◆ PROVIDED DATA
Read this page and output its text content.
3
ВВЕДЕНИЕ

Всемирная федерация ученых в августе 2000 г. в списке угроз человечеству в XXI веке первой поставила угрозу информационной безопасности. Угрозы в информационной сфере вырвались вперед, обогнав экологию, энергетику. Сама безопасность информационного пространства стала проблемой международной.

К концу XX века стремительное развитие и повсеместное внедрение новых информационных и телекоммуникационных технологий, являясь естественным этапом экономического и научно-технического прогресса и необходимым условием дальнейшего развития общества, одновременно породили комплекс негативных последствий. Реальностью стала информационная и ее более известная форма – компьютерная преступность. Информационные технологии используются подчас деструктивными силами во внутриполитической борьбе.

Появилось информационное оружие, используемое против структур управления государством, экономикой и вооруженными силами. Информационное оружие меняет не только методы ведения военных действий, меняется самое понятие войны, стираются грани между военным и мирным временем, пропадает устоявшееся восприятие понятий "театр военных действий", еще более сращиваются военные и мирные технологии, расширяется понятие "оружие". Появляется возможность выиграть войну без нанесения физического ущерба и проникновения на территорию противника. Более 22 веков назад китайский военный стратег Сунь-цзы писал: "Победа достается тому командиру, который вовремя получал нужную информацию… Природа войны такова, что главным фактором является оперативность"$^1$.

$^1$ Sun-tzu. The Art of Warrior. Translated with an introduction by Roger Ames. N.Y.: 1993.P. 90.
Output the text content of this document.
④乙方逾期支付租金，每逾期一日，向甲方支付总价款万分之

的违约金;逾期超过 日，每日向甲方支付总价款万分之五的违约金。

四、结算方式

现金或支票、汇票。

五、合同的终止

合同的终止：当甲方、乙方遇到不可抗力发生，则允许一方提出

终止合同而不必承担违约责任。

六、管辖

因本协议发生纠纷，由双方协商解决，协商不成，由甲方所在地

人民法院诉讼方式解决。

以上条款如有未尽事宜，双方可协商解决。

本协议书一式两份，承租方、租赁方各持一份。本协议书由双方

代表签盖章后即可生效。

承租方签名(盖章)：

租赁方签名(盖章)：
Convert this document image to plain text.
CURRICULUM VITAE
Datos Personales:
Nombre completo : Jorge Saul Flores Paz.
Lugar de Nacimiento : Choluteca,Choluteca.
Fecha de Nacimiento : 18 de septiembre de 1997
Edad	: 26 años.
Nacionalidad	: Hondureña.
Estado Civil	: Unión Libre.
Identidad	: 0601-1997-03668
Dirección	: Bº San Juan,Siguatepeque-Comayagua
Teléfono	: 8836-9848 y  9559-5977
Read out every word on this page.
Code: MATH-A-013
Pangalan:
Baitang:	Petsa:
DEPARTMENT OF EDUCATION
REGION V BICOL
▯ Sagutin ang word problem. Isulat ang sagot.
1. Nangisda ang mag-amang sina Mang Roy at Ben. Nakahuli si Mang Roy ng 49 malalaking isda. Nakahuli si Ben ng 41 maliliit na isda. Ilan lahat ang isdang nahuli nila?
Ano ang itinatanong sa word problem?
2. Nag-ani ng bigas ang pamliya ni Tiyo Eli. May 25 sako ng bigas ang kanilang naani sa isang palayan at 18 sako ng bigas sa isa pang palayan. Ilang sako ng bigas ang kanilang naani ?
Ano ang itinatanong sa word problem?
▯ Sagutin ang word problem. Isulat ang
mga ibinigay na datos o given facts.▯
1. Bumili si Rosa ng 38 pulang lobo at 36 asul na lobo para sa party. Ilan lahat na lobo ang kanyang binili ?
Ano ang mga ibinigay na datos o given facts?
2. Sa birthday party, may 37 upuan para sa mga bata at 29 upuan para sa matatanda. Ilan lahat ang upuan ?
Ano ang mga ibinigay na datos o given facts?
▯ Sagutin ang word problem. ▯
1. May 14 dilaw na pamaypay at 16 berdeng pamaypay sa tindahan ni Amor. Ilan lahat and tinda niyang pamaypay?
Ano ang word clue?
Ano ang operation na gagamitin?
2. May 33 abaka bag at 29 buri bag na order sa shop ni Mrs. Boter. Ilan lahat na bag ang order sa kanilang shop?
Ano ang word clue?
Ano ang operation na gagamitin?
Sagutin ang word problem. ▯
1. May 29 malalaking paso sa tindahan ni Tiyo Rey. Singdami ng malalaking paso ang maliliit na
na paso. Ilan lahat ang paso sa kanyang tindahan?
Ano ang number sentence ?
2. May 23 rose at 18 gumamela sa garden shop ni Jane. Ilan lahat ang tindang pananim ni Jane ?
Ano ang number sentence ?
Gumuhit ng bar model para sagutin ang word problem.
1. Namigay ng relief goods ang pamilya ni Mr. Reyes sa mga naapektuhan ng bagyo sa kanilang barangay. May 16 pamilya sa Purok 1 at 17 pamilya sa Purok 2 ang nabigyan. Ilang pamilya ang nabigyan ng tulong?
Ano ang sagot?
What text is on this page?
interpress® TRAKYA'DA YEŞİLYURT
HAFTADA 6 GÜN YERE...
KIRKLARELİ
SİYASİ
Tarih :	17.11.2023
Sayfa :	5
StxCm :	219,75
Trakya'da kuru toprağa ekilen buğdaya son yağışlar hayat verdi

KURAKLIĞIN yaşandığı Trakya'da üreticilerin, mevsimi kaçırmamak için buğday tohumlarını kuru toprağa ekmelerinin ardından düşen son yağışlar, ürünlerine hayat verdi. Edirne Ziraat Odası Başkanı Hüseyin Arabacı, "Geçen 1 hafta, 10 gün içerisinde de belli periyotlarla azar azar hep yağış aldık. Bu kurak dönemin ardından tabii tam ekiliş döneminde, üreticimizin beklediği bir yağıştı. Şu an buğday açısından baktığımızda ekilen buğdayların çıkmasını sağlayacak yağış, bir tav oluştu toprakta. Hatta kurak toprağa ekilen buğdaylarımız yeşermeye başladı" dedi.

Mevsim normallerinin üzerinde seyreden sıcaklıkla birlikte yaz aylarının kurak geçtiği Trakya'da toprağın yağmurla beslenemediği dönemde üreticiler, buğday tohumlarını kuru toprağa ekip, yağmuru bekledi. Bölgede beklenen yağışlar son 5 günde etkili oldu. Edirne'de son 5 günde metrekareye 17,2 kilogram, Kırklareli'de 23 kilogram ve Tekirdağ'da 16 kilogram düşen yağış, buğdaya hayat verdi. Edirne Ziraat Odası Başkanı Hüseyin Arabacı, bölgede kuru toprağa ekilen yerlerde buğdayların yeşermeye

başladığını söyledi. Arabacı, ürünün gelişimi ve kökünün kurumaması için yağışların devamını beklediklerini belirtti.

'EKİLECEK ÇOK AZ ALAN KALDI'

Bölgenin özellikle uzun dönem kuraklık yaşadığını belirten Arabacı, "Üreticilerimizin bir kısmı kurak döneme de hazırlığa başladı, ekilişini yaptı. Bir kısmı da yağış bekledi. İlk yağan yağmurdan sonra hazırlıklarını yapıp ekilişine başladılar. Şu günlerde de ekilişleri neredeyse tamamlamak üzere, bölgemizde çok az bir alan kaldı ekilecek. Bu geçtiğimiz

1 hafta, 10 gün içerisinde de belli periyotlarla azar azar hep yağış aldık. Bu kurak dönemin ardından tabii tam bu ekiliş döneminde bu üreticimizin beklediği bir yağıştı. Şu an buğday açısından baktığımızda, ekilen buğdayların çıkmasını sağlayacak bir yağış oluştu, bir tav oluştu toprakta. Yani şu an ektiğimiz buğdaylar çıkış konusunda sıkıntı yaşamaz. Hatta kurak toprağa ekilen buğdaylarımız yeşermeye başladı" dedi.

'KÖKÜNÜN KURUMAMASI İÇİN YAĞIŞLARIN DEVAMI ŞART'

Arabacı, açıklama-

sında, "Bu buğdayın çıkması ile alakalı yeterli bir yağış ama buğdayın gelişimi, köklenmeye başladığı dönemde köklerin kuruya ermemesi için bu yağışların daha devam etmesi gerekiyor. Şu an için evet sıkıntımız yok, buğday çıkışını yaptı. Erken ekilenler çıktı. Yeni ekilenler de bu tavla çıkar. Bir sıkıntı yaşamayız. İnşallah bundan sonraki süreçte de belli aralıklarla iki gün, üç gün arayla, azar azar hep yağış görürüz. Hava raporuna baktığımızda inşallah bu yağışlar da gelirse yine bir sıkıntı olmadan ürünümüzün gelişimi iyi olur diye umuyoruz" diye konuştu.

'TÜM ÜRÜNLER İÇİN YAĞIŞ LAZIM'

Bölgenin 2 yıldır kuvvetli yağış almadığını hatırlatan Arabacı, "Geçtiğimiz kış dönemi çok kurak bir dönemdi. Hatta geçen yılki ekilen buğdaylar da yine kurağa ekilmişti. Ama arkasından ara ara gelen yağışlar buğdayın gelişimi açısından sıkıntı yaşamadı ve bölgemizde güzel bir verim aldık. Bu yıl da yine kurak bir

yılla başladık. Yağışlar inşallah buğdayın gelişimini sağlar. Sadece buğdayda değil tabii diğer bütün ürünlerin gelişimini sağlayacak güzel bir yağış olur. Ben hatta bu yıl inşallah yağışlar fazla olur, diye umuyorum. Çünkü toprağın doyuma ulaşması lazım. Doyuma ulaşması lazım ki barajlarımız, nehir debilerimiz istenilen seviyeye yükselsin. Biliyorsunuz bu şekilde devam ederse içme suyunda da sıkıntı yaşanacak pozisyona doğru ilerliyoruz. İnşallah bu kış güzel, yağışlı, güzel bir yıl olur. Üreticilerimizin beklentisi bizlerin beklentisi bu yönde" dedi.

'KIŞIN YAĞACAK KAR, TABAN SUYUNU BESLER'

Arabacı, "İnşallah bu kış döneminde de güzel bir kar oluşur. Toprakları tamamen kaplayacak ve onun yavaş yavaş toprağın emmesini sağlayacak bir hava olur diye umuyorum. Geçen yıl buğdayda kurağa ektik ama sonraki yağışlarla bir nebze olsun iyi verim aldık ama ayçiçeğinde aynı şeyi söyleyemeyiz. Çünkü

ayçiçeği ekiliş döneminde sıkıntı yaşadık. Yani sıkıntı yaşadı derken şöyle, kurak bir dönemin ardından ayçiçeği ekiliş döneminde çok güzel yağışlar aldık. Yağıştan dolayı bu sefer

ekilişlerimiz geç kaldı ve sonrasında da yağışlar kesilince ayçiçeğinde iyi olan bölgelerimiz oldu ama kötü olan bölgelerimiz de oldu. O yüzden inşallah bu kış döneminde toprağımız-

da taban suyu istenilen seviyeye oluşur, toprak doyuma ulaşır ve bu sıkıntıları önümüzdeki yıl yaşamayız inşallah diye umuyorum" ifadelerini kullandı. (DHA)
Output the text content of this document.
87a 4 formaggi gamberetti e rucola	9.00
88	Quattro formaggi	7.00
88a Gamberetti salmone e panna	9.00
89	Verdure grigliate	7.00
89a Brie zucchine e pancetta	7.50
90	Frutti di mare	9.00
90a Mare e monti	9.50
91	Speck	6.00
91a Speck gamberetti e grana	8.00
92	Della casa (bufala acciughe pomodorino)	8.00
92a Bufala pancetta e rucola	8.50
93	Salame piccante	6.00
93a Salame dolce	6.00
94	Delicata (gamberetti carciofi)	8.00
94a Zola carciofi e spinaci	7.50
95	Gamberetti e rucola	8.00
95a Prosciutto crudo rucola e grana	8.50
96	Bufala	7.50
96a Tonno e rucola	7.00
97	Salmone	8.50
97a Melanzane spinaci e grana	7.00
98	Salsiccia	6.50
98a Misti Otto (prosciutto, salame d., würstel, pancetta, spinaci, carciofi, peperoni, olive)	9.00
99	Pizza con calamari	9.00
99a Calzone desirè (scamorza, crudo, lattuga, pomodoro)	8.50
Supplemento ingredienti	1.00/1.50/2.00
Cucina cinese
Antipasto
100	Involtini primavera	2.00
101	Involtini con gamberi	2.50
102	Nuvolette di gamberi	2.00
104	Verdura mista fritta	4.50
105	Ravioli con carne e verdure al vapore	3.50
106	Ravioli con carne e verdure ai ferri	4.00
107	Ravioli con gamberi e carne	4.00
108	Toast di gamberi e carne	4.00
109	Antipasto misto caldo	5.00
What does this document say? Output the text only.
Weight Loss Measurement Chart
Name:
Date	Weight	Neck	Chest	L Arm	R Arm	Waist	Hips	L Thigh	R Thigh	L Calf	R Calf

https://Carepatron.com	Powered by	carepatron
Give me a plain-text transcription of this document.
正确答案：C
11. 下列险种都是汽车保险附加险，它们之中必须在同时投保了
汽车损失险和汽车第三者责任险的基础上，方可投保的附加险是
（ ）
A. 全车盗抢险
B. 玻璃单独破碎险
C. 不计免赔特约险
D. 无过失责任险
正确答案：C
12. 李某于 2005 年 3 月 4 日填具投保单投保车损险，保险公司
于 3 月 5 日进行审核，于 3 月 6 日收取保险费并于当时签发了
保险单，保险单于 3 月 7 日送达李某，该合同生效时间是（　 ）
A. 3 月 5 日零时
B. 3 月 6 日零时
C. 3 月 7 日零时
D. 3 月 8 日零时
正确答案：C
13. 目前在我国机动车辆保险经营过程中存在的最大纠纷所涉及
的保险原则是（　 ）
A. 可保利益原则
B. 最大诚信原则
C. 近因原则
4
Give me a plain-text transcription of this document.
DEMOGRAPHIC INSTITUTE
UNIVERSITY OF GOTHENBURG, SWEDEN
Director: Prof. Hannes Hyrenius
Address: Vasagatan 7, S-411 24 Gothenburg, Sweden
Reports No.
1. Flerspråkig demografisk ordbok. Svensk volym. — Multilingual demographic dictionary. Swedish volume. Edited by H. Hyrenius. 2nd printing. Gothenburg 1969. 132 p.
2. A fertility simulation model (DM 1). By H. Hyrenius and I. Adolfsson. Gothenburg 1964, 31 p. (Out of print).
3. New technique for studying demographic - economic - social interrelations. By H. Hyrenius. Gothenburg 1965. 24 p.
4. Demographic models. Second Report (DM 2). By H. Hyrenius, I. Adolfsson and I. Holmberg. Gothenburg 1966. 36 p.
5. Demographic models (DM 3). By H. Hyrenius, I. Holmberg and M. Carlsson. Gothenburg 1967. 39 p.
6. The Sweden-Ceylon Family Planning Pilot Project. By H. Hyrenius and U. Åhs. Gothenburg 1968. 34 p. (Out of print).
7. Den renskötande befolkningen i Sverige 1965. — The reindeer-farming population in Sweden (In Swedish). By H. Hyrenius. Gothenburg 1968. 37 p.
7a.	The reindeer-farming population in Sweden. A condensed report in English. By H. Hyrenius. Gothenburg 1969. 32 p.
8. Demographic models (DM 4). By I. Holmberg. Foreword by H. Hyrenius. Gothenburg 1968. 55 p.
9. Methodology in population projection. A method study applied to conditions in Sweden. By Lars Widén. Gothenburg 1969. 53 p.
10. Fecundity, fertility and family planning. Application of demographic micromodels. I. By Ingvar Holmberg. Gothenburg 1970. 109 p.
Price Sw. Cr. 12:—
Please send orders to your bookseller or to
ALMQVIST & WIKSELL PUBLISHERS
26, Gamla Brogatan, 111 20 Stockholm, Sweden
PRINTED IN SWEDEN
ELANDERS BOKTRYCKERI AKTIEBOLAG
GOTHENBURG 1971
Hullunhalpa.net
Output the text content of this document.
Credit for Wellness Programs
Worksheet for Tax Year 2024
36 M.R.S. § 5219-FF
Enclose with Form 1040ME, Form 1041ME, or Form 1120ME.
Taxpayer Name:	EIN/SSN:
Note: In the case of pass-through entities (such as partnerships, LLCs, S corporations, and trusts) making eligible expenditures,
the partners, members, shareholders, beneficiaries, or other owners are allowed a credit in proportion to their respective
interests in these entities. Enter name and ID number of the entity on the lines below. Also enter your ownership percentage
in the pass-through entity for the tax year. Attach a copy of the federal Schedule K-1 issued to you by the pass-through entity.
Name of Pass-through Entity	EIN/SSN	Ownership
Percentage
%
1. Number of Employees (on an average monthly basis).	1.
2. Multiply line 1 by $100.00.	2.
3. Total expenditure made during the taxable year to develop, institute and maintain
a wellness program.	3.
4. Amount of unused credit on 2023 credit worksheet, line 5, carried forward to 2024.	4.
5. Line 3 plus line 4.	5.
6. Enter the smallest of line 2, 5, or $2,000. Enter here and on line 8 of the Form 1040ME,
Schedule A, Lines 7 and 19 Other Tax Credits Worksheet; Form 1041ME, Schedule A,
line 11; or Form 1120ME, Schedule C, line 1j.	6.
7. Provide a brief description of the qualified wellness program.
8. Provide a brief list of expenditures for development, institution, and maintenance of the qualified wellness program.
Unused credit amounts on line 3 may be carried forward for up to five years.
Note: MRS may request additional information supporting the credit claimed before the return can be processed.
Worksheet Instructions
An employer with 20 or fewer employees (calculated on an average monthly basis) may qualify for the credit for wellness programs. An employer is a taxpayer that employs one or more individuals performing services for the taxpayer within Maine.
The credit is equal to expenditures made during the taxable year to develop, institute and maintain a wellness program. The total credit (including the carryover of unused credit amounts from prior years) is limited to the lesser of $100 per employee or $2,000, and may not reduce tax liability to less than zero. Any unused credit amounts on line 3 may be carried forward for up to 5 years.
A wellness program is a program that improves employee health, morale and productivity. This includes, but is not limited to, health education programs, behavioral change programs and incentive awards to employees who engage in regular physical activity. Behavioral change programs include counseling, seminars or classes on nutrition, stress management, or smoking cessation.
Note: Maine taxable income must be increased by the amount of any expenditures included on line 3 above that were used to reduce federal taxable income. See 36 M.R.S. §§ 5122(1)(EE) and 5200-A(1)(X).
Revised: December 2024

◆ OBJECTIVE
Copy all lines from the material that contain "Isulat".

◆ RESPONSE TO THIS EXERCISE
▯ Sagutin ang word problem. Isulat ang sagot.
▯ Sagutin ang word problem. Isulat ang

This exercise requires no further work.